---- Enregistrements à utiliser

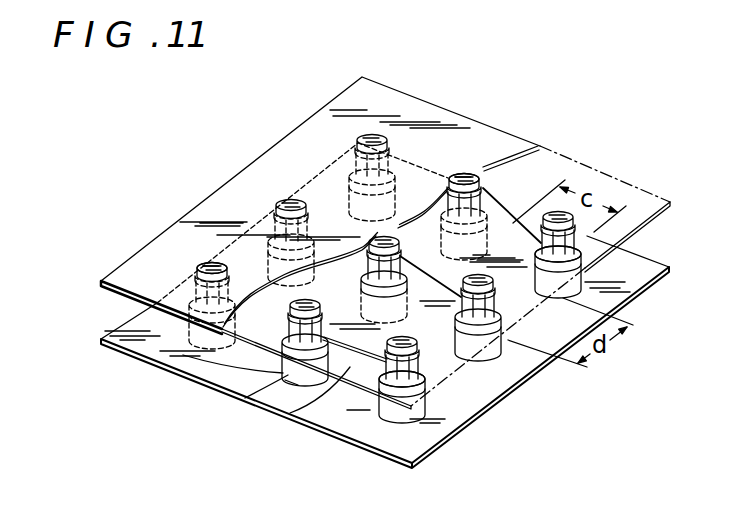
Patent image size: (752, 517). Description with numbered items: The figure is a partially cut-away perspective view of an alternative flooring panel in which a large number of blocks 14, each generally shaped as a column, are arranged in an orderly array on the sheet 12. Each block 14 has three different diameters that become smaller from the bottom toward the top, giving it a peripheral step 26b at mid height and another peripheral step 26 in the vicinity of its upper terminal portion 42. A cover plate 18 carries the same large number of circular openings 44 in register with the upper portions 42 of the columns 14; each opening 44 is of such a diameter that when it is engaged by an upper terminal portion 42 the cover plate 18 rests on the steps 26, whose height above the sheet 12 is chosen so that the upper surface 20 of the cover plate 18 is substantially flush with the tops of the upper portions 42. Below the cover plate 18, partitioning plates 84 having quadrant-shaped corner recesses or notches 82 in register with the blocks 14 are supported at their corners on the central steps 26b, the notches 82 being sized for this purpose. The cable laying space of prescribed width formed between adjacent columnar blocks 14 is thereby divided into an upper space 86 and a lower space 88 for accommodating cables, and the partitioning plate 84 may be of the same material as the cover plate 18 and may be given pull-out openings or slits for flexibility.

The sheet 12 is at (522, 357).
The block 14 is at (566, 249).
The cover plate 18 is at (175, 182).
The upper surface 20 is at (247, 168).
The step 26 is at (508, 172).
The peripheral step 26b is at (432, 373).
The upper portion 42 is at (212, 265).
The circular opening 44 is at (204, 264).
The corner recess 82 is at (507, 224).
The partitioning plate 84 is at (633, 290).
The upper space 86 is at (418, 214).
The lower space 88 is at (298, 385).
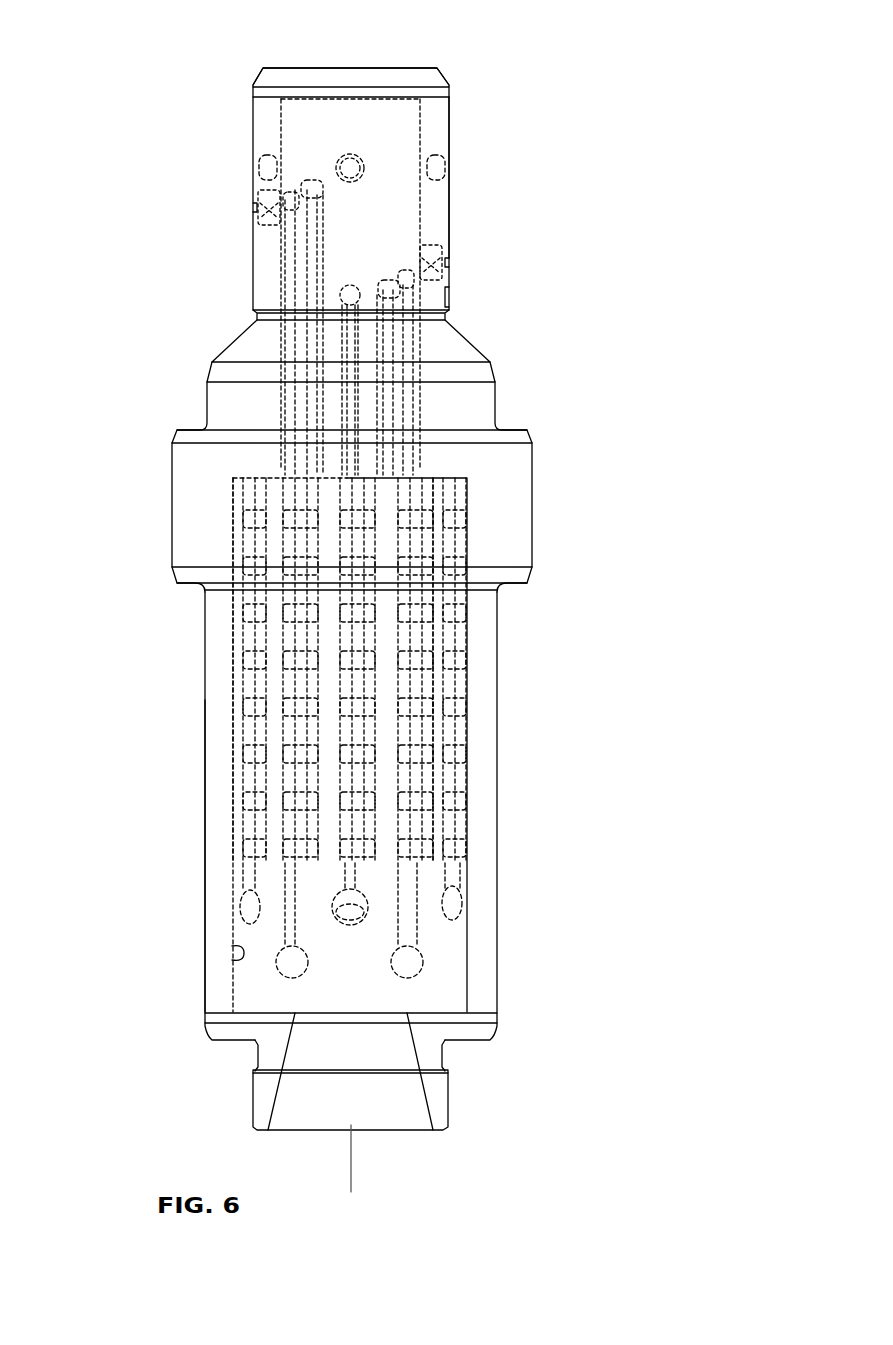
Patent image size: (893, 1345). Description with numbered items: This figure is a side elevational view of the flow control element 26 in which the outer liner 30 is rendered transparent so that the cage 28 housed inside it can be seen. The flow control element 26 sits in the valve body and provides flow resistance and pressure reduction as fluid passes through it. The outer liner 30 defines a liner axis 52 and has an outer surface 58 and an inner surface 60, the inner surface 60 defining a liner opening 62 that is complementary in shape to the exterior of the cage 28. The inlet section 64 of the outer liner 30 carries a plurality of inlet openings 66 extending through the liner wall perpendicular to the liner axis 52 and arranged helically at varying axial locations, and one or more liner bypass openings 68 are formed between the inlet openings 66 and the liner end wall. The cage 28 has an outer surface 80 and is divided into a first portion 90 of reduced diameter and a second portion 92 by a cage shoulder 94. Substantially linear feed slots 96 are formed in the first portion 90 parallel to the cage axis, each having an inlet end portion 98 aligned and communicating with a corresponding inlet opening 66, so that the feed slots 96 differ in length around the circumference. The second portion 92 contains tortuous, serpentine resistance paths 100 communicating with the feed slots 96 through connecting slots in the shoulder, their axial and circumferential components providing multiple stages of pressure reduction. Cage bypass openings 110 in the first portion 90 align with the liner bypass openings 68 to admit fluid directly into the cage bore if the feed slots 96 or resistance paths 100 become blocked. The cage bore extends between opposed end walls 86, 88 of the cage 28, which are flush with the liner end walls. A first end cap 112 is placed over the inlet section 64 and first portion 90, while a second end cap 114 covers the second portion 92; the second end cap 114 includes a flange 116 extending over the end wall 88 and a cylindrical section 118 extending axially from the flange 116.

The flow control element 26 is at (122, 101).
The cage 28 is at (473, 500).
The outer liner 30 is at (452, 125).
The liner axis 52 is at (351, 1165).
The outer surface 58 is at (205, 895).
The inner surface 60 is at (232, 946).
The liner opening 62 is at (465, 992).
The inlet section 64 is at (428, 205).
The inlet openings 66 is at (265, 222).
The liner bypass openings 68 is at (437, 170).
The outer surface 80 is at (420, 955).
The end wall 86 is at (304, 97).
The end wall 88 is at (248, 1015).
The first portion 90 is at (303, 140).
The second portion 92 is at (480, 741).
The cage shoulder 94 is at (433, 477).
The feed slots 96 is at (350, 358).
The inlet end portion 98 is at (352, 290).
The resistance paths 100 is at (418, 715).
The cage bypass openings 110 is at (357, 165).
The first end cap 112 is at (253, 77).
The second end cap 114 is at (470, 1043).
The flange 116 is at (222, 1030).
The cylindrical section 118 is at (445, 1100).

--------

Reproduisez à l'identique les lignes qui vont du début des enregistrements jusqu'à celle contenant « The lower space 88 is at (298, 385). », cette dernière comprise. Laissez les images de côté.

Solution de l'exercice
Patent image size: (752, 517). Description with numbered items: The figure is a partially cut-away perspective view of an alternative flooring panel in which a large number of blocks 14, each generally shaped as a column, are arranged in an orderly array on the sheet 12. Each block 14 has three different diameters that become smaller from the bottom toward the top, giving it a peripheral step 26b at mid height and another peripheral step 26 in the vicinity of its upper terminal portion 42. A cover plate 18 carries the same large number of circular openings 44 in register with the upper portions 42 of the columns 14; each opening 44 is of such a diameter that when it is engaged by an upper terminal portion 42 the cover plate 18 rests on the steps 26, whose height above the sheet 12 is chosen so that the upper surface 20 of the cover plate 18 is substantially flush with the tops of the upper portions 42. Below the cover plate 18, partitioning plates 84 having quadrant-shaped corner recesses or notches 82 in register with the blocks 14 are supported at their corners on the central steps 26b, the notches 82 being sized for this purpose. The cable laying space of prescribed width formed between adjacent columnar blocks 14 is thereby divided into an upper space 86 and a lower space 88 for accommodating cables, and the partitioning plate 84 may be of the same material as the cover plate 18 and may be given pull-out openings or slits for flexibility.

The sheet 12 is at (522, 357).
The block 14 is at (566, 249).
The cover plate 18 is at (175, 182).
The upper surface 20 is at (247, 168).
The step 26 is at (508, 172).
The peripheral step 26b is at (432, 373).
The upper portion 42 is at (212, 265).
The circular opening 44 is at (204, 264).
The corner recess 82 is at (507, 224).
The partitioning plate 84 is at (633, 290).
The upper space 86 is at (418, 214).
The lower space 88 is at (298, 385).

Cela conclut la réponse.